● **Do this**: Return the entries below in their exact form, leaving the pictures out.

● **Supplied records**:
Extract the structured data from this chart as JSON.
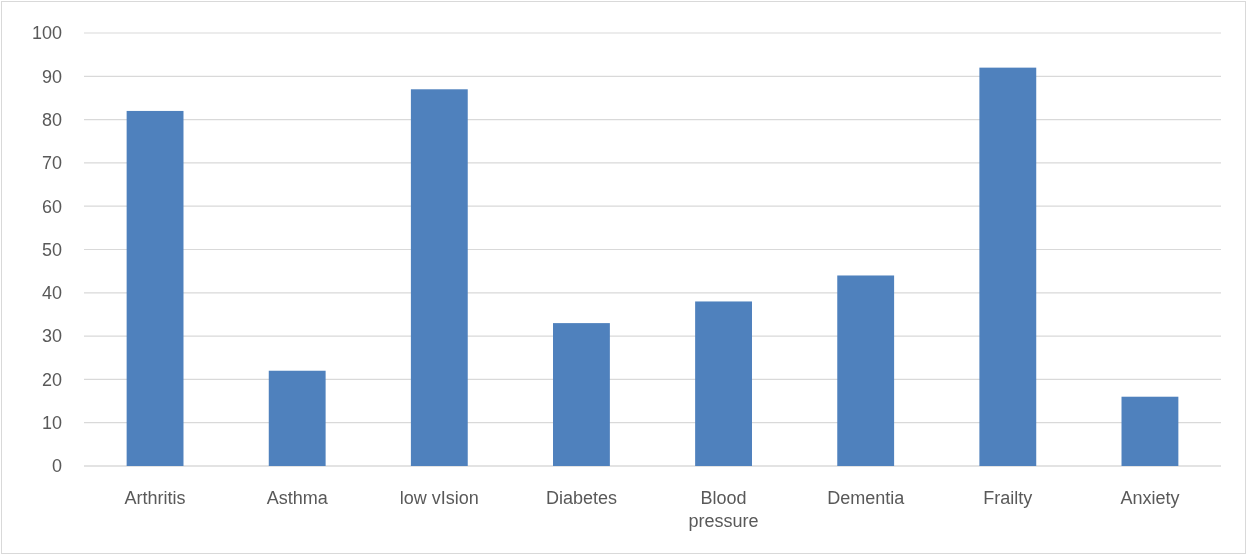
{
  "chart_data": {
    "type": "bar",
    "categories": [
      "Arthritis",
      "Asthma",
      "low vIsion",
      "Diabetes",
      "Blood pressure",
      "Dementia",
      "Frailty",
      "Anxiety"
    ],
    "values": [
      82,
      22,
      87,
      33,
      38,
      44,
      92,
      16
    ],
    "color": "#4f81bd",
    "ylim": [
      0,
      100
    ],
    "yticks": [
      0,
      10,
      20,
      30,
      40,
      50,
      60,
      70,
      80,
      90,
      100
    ],
    "grid": "y"
  }
}
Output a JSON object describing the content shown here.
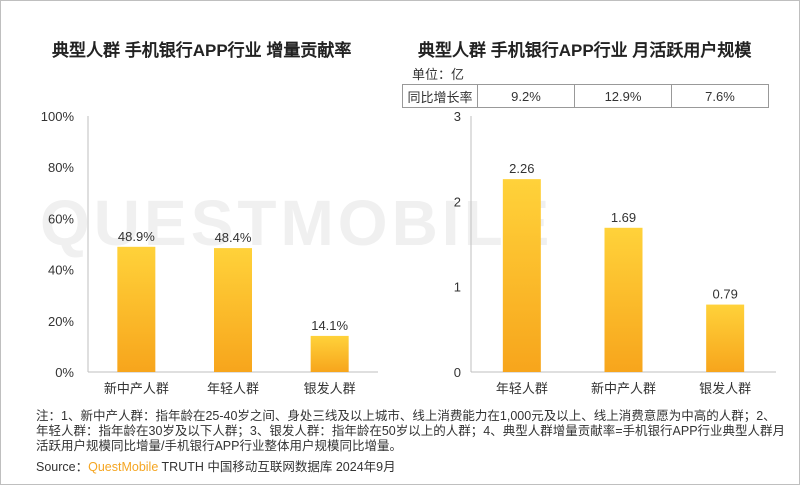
{
  "source": {
    "label": "Source：",
    "brand": "QuestMobile",
    "rest": " TRUTH 中国移动互联网数据库 2024年9月"
  },
  "note": "注：1、新中产人群：指年龄在25-40岁之间、身处三线及以上城市、线上消费能力在1,000元及以上、线上消费意愿为中高的人群；2、年轻人群：指年龄在30岁及以下人群；3、银发人群：指年龄在50岁以上的人群；4、典型人群增量贡献率=手机银行APP行业典型人群月活跃用户规模同比增量/手机银行APP行业整体用户规模同比增量。",
  "watermark": "QUESTMOBILE",
  "growth_table": {
    "header": "同比增长率",
    "values": [
      "9.2%",
      "12.9%",
      "7.6%"
    ]
  },
  "colors": {
    "bar_top": "#ffd23a",
    "bar_bottom": "#f7a51c",
    "axis": "#bfbfbf"
  },
  "chart_data": [
    {
      "type": "bar",
      "title": "典型人群 手机银行APP行业 增量贡献率",
      "categories": [
        "新中产人群",
        "年轻人群",
        "银发人群"
      ],
      "values": [
        48.9,
        48.4,
        14.1
      ],
      "labels": [
        "48.9%",
        "48.4%",
        "14.1%"
      ],
      "yticks": [
        "0%",
        "20%",
        "40%",
        "60%",
        "80%",
        "100%"
      ],
      "ylim": [
        0,
        100
      ]
    },
    {
      "type": "bar",
      "title": "典型人群 手机银行APP行业 月活跃用户规模",
      "unit": "单位：亿",
      "categories": [
        "年轻人群",
        "新中产人群",
        "银发人群"
      ],
      "values": [
        2.26,
        1.69,
        0.79
      ],
      "labels": [
        "2.26",
        "1.69",
        "0.79"
      ],
      "yticks": [
        "0",
        "1",
        "2",
        "3"
      ],
      "ylim": [
        0,
        3
      ]
    }
  ]
}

● **Complete answer**:
Extract the structured data from this chart as JSON.
{
  "chart_data": {
    "type": "bar",
    "categories": [
      "Arthritis",
      "Asthma",
      "low vIsion",
      "Diabetes",
      "Blood pressure",
      "Dementia",
      "Frailty",
      "Anxiety"
    ],
    "values": [
      82,
      22,
      87,
      33,
      38,
      44,
      92,
      16
    ],
    "color": "#4f81bd",
    "ylim": [
      0,
      100
    ],
    "yticks": [
      0,
      10,
      20,
      30,
      40,
      50,
      60,
      70,
      80,
      90,
      100
    ],
    "grid": "y"
  }
}
Output a JSON object describing the content shown here.
{
  "source": {
    "label": "Source：",
    "brand": "QuestMobile",
    "rest": " TRUTH 中国移动互联网数据库 2024年9月"
  },
  "note": "注：1、新中产人群：指年龄在25-40岁之间、身处三线及以上城市、线上消费能力在1,000元及以上、线上消费意愿为中高的人群；2、年轻人群：指年龄在30岁及以下人群；3、银发人群：指年龄在50岁以上的人群；4、典型人群增量贡献率=手机银行APP行业典型人群月活跃用户规模同比增量/手机银行APP行业整体用户规模同比增量。",
  "watermark": "QUESTMOBILE",
  "growth_table": {
    "header": "同比增长率",
    "values": [
      "9.2%",
      "12.9%",
      "7.6%"
    ]
  },
  "colors": {
    "bar_top": "#ffd23a",
    "bar_bottom": "#f7a51c",
    "axis": "#bfbfbf"
  },
  "chart_data": [
    {
      "type": "bar",
      "title": "典型人群 手机银行APP行业 增量贡献率",
      "categories": [
        "新中产人群",
        "年轻人群",
        "银发人群"
      ],
      "values": [
        48.9,
        48.4,
        14.1
      ],
      "labels": [
        "48.9%",
        "48.4%",
        "14.1%"
      ],
      "yticks": [
        "0%",
        "20%",
        "40%",
        "60%",
        "80%",
        "100%"
      ],
      "ylim": [
        0,
        100
      ]
    },
    {
      "type": "bar",
      "title": "典型人群 手机银行APP行业 月活跃用户规模",
      "unit": "单位：亿",
      "categories": [
        "年轻人群",
        "新中产人群",
        "银发人群"
      ],
      "values": [
        2.26,
        1.69,
        0.79
      ],
      "labels": [
        "2.26",
        "1.69",
        "0.79"
      ],
      "yticks": [
        "0",
        "1",
        "2",
        "3"
      ],
      "ylim": [
        0,
        3
      ]
    }
  ]
}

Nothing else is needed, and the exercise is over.